**DATASET RECORDS**
────────────────────────────────────────

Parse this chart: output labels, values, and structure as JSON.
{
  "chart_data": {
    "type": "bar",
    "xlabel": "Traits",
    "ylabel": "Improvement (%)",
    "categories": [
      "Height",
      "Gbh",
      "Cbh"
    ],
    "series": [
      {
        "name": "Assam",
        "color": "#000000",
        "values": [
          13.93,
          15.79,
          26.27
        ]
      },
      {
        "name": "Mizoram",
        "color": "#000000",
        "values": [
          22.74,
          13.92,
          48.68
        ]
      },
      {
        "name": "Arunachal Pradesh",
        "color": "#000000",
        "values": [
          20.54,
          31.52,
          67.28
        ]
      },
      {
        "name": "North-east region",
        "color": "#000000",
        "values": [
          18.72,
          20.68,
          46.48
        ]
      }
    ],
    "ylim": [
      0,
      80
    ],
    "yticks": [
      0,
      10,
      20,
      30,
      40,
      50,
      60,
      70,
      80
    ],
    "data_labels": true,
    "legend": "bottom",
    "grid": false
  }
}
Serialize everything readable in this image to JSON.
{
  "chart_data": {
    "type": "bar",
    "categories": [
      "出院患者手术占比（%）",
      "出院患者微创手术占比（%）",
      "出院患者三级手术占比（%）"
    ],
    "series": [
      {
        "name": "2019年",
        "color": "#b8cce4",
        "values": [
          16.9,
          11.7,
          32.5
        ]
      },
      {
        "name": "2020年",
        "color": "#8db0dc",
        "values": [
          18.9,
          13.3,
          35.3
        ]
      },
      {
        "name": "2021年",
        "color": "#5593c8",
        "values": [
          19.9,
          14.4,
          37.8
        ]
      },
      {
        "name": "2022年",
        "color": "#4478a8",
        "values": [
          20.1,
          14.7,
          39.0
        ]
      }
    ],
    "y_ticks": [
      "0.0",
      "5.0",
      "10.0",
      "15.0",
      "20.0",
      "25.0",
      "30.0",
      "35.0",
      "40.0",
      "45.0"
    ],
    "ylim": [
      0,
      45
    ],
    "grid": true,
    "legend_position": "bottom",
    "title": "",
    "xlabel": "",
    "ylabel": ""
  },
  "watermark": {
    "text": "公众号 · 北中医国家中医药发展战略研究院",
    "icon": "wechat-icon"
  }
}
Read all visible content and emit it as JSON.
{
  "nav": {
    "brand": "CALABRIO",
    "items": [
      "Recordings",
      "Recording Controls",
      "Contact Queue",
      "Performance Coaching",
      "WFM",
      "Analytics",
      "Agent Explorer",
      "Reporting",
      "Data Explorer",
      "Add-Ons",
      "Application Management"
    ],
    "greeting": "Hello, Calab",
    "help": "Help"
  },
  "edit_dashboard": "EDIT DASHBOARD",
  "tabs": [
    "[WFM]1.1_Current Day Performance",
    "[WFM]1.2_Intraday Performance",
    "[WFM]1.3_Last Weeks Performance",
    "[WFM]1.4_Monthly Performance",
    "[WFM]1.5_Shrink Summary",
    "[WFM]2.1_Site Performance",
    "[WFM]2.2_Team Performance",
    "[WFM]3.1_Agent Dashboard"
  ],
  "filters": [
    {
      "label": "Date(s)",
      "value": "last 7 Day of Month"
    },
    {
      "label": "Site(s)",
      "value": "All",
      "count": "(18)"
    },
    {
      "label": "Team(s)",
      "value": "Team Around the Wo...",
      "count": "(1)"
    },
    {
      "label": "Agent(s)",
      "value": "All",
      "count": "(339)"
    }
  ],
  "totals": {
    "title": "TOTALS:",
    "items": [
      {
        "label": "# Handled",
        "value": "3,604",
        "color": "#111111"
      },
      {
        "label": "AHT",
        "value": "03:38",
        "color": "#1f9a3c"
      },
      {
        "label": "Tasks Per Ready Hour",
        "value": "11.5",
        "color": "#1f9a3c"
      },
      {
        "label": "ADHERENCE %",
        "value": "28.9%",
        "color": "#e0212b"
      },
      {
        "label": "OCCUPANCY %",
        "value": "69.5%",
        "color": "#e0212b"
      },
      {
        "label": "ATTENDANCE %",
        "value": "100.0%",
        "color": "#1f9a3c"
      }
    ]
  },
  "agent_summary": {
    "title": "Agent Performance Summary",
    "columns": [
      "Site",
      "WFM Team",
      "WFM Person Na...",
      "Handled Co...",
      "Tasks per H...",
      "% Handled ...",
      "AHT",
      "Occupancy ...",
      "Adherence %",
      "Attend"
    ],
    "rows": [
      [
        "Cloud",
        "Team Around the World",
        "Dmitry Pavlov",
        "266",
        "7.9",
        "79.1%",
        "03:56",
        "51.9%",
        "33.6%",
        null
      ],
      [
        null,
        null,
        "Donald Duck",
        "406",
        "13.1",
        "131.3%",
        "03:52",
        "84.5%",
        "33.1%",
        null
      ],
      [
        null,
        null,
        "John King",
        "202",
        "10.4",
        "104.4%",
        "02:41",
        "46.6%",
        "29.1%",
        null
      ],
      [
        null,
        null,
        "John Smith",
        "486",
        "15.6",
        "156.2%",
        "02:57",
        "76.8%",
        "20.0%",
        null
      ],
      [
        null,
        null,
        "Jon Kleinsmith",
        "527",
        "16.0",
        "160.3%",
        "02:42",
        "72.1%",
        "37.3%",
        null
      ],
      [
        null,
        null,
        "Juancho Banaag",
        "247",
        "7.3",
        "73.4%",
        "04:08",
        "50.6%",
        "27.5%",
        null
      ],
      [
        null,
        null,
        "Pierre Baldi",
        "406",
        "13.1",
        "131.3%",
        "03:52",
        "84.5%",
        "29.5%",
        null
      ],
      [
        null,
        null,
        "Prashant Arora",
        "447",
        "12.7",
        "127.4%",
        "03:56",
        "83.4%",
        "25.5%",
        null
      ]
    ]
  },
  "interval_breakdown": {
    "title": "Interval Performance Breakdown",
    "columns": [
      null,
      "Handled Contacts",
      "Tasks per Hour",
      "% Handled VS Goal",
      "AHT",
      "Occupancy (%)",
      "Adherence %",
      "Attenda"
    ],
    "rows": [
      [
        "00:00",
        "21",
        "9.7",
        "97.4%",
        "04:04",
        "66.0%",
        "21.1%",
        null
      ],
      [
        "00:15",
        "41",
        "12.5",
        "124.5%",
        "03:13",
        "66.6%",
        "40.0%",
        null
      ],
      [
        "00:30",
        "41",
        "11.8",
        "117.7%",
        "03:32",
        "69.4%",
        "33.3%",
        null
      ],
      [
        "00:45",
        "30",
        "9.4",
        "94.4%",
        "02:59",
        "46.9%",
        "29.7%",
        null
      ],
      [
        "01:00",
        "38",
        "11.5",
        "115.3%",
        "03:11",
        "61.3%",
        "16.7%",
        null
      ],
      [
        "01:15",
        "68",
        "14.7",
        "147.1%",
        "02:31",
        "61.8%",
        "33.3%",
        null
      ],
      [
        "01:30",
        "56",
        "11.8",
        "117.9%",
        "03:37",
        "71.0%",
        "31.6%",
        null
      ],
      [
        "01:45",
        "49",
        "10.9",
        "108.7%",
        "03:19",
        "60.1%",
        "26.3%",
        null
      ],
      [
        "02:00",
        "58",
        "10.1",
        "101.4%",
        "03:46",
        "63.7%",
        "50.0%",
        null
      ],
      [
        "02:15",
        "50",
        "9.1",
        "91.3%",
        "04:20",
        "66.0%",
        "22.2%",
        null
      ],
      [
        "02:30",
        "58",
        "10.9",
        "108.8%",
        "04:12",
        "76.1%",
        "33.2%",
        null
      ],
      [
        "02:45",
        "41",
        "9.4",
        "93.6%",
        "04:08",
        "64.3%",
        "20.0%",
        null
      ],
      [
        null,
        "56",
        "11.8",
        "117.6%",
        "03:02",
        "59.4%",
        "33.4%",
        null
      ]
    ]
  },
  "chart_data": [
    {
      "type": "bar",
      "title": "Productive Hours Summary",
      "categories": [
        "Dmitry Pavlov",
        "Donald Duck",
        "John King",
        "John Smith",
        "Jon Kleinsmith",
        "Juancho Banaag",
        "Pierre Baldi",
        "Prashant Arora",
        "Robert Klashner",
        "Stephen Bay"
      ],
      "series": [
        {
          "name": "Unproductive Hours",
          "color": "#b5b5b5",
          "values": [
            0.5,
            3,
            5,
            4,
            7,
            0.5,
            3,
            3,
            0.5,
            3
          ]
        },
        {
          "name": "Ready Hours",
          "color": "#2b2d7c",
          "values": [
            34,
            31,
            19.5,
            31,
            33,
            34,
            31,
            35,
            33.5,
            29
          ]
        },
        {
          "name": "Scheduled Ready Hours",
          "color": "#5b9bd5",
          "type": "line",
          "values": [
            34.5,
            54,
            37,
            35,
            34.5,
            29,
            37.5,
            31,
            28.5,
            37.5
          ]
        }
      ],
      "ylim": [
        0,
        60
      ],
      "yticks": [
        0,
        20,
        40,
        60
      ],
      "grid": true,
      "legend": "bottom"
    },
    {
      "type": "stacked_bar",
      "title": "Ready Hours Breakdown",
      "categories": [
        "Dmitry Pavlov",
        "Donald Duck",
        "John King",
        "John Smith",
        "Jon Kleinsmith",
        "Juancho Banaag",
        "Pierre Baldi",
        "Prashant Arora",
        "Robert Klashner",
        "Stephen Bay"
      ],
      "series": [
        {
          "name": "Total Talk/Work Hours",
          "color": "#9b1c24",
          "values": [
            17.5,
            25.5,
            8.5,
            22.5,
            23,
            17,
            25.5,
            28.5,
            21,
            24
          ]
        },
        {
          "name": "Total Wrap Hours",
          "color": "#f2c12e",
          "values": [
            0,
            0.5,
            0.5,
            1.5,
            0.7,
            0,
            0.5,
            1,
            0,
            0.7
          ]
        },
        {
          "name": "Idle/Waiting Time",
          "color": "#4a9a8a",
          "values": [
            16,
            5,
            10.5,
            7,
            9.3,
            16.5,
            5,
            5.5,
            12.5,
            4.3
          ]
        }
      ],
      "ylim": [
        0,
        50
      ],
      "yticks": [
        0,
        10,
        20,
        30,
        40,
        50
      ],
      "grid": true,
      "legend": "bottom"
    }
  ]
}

────────────────────────────────────────

**WRITTEN REQUEST**
What is the number of lines in the data above that include the word "Ready"? Answer with that number only.

**ANSWER TO THIS PROBLEM**
4